Start of Rows

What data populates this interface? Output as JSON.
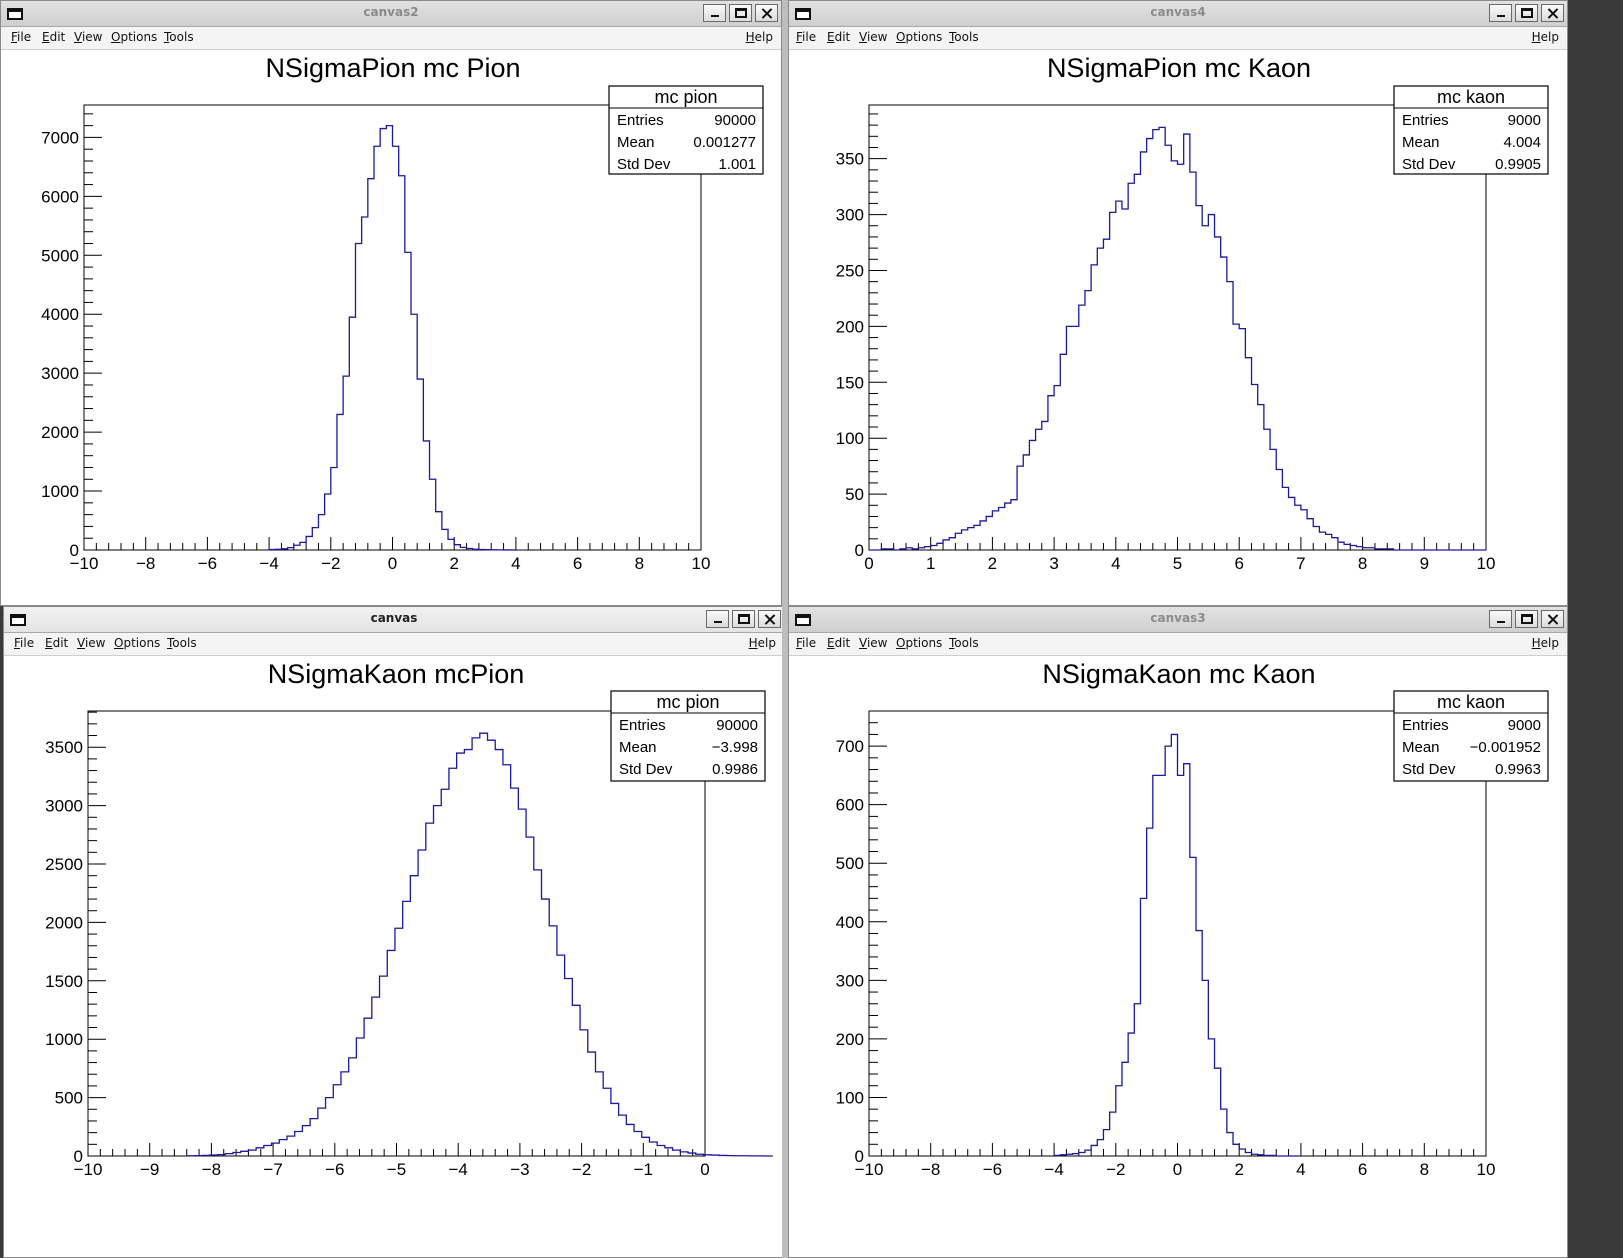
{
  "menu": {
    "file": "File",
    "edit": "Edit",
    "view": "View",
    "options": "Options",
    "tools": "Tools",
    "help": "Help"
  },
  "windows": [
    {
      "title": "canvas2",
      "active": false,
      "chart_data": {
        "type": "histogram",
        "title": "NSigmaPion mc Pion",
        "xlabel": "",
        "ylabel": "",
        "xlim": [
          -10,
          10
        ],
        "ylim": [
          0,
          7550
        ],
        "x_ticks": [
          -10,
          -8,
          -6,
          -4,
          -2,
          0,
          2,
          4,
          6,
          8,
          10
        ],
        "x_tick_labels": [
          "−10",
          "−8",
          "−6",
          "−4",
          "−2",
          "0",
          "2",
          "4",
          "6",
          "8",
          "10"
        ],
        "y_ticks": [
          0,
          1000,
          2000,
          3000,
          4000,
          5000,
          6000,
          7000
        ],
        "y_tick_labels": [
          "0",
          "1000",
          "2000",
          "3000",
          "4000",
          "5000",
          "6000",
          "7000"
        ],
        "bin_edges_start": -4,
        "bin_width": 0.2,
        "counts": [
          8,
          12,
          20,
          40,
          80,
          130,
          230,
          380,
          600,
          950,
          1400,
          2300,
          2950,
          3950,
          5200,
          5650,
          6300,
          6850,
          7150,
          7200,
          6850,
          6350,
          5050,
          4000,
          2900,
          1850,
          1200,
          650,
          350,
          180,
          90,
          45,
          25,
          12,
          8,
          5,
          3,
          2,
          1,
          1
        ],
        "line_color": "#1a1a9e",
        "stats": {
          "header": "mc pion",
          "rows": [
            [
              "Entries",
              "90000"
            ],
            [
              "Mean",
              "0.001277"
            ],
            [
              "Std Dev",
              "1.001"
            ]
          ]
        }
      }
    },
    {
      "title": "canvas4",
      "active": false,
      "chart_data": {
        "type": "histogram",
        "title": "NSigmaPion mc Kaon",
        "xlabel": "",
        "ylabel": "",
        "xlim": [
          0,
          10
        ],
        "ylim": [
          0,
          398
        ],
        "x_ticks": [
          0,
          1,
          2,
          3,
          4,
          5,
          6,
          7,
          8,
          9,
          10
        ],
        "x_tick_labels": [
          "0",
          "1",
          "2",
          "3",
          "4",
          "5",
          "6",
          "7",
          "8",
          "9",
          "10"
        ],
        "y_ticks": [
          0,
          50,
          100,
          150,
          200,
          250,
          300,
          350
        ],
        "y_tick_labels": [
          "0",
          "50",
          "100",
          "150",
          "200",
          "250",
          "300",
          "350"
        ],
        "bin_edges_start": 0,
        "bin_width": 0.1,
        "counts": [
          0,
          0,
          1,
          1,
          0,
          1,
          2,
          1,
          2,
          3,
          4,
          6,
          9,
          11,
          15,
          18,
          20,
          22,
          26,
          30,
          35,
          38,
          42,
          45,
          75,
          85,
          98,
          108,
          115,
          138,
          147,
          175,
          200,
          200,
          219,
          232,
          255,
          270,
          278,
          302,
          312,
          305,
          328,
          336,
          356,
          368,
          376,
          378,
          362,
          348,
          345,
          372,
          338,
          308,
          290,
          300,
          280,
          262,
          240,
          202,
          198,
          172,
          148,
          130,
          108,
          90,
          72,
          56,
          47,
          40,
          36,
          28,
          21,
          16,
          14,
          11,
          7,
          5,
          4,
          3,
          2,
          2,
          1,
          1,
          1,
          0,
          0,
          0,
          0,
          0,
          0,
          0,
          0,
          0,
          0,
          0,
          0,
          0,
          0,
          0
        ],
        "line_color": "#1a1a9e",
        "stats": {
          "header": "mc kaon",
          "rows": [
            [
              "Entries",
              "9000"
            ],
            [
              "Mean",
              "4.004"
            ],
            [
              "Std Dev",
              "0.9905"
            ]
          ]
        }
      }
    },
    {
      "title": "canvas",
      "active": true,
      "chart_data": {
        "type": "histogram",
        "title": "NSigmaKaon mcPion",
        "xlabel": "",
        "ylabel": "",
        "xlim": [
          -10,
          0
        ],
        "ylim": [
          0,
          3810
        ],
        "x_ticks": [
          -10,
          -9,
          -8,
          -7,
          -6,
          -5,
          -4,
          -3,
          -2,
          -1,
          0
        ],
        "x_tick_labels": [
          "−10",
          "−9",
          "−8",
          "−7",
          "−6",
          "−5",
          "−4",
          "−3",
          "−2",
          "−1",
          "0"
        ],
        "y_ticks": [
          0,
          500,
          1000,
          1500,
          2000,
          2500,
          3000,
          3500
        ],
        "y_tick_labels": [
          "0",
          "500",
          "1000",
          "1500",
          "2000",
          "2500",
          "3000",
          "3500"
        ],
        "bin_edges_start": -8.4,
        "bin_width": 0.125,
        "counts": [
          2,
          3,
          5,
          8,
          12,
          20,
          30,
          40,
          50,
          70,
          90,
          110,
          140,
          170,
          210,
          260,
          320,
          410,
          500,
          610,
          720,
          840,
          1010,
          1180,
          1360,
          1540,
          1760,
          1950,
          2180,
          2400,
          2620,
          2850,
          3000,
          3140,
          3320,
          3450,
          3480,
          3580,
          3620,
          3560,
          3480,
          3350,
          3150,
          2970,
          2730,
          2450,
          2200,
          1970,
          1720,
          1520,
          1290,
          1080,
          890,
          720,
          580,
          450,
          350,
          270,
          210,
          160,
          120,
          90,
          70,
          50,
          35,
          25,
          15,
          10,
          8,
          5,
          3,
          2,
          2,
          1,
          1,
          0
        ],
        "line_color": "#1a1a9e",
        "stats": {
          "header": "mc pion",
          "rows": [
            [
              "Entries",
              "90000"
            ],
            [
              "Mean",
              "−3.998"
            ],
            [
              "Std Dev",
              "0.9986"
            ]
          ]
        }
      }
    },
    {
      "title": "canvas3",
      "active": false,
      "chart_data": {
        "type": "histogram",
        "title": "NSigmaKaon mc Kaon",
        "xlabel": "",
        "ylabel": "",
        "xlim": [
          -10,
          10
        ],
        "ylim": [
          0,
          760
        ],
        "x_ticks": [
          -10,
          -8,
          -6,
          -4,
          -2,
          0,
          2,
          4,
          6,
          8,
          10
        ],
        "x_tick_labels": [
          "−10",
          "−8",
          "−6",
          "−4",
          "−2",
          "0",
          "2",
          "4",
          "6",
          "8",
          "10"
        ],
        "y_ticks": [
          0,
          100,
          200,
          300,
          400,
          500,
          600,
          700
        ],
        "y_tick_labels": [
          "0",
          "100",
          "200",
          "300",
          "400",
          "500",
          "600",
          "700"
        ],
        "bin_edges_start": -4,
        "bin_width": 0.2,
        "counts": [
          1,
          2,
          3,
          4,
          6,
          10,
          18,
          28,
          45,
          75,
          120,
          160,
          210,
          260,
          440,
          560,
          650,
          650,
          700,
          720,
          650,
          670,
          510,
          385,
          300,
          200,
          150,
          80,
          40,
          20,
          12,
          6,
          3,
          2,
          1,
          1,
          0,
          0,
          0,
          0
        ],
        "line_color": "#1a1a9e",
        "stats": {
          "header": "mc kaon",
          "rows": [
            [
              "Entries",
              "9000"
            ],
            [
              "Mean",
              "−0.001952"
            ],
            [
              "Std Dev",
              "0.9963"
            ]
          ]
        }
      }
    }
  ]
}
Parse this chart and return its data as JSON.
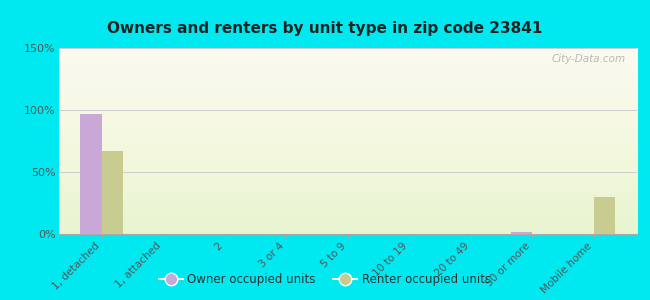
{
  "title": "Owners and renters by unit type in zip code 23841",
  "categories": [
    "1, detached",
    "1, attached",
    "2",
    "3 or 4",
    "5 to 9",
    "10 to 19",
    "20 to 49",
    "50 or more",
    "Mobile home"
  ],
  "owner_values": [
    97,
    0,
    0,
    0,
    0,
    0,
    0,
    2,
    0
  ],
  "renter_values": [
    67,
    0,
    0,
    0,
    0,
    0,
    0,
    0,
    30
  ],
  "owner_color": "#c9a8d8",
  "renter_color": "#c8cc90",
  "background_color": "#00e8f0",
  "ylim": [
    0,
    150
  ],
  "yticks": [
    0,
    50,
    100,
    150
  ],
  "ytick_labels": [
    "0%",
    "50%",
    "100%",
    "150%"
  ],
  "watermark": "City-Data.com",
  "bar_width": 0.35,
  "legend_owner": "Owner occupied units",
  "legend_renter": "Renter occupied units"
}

End of Rows

- [Aim]
Output only the lines running from the line with "Parse this chart and return its data as JSON." through the last line of the entries above, inclusive, with pictures excluded.

- [Reply]
Parse this chart and return its data as JSON.
{
  "title": "Owners and renters by unit type in zip code 23841",
  "categories": [
    "1, detached",
    "1, attached",
    "2",
    "3 or 4",
    "5 to 9",
    "10 to 19",
    "20 to 49",
    "50 or more",
    "Mobile home"
  ],
  "owner_values": [
    97,
    0,
    0,
    0,
    0,
    0,
    0,
    2,
    0
  ],
  "renter_values": [
    67,
    0,
    0,
    0,
    0,
    0,
    0,
    0,
    30
  ],
  "owner_color": "#c9a8d8",
  "renter_color": "#c8cc90",
  "background_color": "#00e8f0",
  "ylim": [
    0,
    150
  ],
  "yticks": [
    0,
    50,
    100,
    150
  ],
  "ytick_labels": [
    "0%",
    "50%",
    "100%",
    "150%"
  ],
  "watermark": "City-Data.com",
  "bar_width": 0.35,
  "legend_owner": "Owner occupied units",
  "legend_renter": "Renter occupied units"
}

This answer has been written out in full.